__Information provided__:
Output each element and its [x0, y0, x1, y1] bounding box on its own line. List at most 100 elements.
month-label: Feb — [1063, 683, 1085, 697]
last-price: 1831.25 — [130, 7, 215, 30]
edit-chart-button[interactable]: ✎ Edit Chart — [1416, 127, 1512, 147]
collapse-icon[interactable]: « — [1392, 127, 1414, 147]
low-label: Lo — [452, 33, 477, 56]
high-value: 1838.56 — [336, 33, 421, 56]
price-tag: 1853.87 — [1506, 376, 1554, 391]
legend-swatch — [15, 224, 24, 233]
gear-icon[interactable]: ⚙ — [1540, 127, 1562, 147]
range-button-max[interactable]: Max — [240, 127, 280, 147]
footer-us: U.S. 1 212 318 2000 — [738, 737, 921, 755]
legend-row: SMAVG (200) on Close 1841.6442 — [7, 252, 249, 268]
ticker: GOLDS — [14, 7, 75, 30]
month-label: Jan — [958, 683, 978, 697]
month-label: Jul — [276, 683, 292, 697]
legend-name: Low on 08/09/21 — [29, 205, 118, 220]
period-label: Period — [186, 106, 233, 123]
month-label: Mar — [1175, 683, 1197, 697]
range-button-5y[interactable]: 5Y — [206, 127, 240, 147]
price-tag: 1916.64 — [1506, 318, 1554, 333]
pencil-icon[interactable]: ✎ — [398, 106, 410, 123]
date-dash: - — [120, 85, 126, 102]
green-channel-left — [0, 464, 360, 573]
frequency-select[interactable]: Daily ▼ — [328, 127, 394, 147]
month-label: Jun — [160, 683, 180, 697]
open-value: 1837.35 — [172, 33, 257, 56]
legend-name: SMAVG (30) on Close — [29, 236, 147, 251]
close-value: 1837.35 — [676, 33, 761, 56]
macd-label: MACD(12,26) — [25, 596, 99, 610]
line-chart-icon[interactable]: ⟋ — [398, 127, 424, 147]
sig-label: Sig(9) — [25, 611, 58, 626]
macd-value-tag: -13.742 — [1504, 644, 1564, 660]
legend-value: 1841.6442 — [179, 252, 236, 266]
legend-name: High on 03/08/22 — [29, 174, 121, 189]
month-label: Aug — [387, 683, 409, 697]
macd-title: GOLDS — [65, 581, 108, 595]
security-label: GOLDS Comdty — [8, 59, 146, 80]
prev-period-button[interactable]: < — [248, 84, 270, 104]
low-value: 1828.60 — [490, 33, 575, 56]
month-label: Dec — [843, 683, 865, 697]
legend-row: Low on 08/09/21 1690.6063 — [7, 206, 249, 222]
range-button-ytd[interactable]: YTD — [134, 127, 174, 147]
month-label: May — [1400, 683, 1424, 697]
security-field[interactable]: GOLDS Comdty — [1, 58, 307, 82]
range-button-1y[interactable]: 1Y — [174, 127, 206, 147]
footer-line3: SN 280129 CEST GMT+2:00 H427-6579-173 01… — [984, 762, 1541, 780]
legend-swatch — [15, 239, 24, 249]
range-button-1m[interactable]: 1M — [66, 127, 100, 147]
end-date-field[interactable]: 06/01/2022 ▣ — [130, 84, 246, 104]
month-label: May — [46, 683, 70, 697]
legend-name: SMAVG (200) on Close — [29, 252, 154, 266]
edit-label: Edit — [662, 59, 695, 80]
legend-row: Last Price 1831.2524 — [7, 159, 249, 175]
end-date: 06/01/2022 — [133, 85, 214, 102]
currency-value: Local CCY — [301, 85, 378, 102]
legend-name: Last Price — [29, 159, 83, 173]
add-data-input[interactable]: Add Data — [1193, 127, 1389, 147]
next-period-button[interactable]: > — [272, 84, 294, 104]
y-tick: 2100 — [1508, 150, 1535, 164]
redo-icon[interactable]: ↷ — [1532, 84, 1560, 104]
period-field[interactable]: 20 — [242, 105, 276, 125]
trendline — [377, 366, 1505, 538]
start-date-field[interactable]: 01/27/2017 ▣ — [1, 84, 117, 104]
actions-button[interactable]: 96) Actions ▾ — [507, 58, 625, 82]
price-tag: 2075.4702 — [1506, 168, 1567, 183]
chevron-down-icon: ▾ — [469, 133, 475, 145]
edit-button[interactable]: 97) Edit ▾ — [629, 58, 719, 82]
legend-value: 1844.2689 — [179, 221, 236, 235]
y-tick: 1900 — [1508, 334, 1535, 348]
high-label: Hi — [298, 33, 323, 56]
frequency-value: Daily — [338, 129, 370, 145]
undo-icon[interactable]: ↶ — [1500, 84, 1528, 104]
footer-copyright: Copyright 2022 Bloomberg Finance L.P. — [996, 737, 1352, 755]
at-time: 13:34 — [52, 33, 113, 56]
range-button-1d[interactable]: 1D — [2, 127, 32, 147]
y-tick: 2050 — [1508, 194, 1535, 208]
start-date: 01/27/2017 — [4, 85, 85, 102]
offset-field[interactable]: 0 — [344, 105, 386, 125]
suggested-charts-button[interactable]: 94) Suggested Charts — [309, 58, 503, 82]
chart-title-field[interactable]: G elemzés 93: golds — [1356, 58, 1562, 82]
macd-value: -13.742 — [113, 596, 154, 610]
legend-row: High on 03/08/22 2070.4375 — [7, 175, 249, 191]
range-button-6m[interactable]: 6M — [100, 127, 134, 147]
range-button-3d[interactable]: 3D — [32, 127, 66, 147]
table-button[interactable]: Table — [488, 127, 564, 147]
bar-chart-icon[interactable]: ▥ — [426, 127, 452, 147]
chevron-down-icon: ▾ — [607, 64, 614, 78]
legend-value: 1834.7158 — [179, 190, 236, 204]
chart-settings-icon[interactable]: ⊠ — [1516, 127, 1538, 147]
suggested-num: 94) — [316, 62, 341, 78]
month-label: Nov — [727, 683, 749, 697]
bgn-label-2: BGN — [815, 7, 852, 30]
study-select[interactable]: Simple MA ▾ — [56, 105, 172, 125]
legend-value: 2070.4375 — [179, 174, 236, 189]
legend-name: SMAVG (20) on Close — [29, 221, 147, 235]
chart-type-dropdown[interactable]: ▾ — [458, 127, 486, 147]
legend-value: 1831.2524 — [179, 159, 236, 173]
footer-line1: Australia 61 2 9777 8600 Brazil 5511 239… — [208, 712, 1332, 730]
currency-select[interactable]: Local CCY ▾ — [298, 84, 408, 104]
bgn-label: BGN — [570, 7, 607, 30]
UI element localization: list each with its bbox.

...

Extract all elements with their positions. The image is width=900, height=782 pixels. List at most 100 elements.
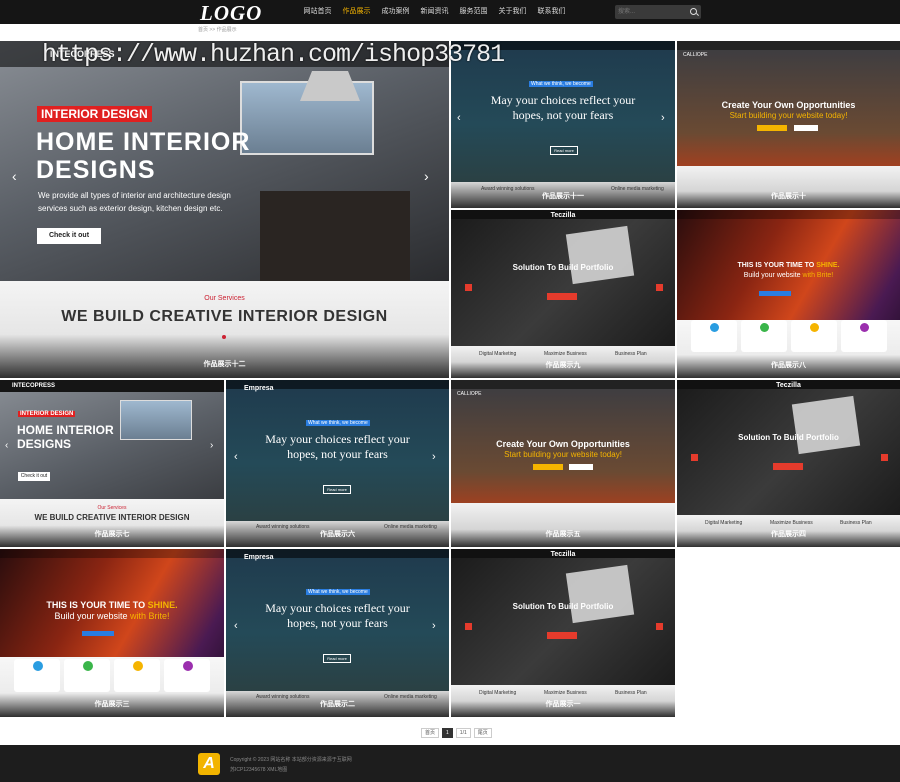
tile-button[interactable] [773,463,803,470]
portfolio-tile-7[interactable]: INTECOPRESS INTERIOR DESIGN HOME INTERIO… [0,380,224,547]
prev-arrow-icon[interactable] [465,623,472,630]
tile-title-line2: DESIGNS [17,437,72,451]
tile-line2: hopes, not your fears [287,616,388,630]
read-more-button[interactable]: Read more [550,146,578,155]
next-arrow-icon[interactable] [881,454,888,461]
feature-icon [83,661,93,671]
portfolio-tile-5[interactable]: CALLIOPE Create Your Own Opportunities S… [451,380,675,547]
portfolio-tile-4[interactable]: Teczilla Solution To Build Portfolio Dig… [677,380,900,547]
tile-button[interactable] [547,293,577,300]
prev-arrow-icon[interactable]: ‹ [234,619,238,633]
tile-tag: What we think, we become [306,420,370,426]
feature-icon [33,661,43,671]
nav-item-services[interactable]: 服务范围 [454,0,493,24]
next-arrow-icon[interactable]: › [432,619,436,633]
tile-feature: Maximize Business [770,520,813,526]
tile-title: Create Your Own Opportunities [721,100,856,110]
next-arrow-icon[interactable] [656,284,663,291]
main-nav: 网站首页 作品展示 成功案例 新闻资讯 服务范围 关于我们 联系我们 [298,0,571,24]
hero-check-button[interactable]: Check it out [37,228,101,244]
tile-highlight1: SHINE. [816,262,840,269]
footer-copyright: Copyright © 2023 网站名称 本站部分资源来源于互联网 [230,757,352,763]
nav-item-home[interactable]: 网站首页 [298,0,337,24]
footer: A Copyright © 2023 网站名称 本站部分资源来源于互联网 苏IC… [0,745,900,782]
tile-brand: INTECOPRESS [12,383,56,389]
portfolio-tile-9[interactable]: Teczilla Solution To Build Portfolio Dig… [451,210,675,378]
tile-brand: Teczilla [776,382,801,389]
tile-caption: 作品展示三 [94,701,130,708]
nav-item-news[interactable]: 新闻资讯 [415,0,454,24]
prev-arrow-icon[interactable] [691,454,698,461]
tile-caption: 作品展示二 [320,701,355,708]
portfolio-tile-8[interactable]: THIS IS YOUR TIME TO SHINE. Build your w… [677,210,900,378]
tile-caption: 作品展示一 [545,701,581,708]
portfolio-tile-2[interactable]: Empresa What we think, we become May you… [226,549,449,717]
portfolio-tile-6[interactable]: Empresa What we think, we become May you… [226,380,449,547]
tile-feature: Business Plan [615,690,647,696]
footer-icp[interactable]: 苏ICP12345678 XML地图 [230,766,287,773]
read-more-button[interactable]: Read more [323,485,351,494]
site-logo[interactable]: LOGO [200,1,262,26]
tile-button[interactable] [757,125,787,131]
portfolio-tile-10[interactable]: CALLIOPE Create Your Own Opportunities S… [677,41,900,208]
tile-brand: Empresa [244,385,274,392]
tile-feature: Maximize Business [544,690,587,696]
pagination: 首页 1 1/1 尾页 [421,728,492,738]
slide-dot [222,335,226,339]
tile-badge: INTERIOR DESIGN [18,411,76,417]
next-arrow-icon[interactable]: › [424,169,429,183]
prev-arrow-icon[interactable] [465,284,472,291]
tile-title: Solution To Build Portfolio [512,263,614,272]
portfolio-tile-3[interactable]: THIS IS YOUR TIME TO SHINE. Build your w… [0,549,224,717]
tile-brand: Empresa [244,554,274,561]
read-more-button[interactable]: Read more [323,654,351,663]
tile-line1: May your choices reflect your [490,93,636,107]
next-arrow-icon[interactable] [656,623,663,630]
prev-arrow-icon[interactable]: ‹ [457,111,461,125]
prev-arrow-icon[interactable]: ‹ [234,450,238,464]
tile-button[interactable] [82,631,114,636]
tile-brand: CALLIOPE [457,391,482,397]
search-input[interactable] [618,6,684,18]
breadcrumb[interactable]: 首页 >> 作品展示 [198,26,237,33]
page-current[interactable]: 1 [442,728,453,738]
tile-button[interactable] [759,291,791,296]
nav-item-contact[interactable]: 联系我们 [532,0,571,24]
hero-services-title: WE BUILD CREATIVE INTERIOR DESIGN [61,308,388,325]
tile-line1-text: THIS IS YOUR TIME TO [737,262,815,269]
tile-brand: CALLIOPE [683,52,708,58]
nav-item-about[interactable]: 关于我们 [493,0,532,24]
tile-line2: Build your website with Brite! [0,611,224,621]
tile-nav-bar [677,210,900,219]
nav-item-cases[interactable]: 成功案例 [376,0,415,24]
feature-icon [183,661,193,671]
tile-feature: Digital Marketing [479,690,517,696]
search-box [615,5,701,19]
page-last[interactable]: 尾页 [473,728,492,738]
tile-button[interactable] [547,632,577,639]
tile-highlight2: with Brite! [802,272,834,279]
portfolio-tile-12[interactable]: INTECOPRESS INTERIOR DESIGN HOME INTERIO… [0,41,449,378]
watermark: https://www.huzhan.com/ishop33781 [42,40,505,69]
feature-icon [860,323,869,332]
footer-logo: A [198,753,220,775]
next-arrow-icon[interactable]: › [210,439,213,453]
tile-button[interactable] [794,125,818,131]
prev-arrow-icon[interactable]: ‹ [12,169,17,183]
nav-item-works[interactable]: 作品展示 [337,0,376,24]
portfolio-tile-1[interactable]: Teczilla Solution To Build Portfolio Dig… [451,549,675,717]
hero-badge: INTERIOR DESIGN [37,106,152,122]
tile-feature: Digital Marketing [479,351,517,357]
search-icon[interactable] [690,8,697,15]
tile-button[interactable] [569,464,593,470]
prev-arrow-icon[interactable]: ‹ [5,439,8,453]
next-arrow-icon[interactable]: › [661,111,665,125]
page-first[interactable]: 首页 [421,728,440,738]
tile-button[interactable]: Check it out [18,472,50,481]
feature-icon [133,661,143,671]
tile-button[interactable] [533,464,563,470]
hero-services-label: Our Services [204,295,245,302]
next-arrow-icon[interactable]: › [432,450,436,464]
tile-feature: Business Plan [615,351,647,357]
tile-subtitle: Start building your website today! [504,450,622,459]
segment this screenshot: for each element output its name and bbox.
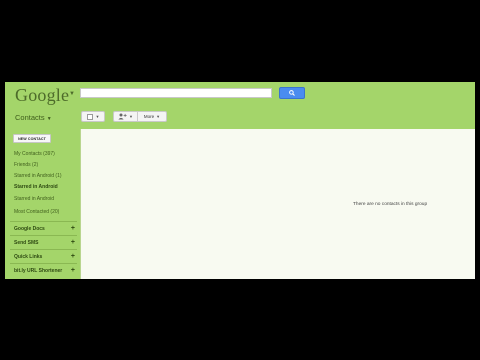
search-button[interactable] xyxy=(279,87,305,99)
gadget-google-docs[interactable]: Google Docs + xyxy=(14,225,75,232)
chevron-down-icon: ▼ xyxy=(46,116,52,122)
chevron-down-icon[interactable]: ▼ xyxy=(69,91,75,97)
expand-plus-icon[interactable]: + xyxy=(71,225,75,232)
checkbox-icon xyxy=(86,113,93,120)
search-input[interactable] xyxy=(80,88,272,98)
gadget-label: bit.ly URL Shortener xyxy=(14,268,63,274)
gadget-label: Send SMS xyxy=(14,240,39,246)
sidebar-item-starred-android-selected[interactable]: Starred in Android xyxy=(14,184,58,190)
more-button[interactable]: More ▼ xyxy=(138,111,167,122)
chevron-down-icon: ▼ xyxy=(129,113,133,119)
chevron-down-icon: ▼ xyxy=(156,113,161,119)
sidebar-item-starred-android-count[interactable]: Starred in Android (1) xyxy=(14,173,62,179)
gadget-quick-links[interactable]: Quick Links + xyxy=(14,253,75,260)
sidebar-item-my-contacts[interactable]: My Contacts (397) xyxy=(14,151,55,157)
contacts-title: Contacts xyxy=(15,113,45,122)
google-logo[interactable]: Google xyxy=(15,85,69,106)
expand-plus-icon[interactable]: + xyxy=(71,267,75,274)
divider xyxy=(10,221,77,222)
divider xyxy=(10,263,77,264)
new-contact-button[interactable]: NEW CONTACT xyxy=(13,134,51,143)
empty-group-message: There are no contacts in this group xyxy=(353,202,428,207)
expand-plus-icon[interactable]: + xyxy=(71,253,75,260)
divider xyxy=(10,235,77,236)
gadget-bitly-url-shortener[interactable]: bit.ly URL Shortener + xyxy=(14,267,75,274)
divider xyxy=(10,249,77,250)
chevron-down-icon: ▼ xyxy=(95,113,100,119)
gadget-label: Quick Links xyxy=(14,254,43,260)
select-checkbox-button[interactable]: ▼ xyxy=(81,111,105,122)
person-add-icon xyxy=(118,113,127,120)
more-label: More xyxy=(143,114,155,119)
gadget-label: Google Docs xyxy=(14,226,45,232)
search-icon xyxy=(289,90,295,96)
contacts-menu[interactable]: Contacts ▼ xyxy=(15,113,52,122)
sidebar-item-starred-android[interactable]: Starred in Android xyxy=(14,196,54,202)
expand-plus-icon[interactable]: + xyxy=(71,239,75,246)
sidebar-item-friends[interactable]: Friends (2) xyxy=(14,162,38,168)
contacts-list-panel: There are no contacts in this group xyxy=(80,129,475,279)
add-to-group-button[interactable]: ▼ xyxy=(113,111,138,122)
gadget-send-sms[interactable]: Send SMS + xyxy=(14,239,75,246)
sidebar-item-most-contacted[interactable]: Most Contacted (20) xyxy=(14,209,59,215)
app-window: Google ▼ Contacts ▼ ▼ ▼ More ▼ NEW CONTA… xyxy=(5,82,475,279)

__What is required__:
Find every line in the records that contains the word "edit", and copy each of those lines.

__Result for this task__:
edit-chart-button[interactable]: ✎ Edit Chart — [1416, 127, 1512, 147]
edit-label: Edit — [662, 59, 695, 80]
edit-button[interactable]: 97) Edit ▾ — [629, 58, 719, 82]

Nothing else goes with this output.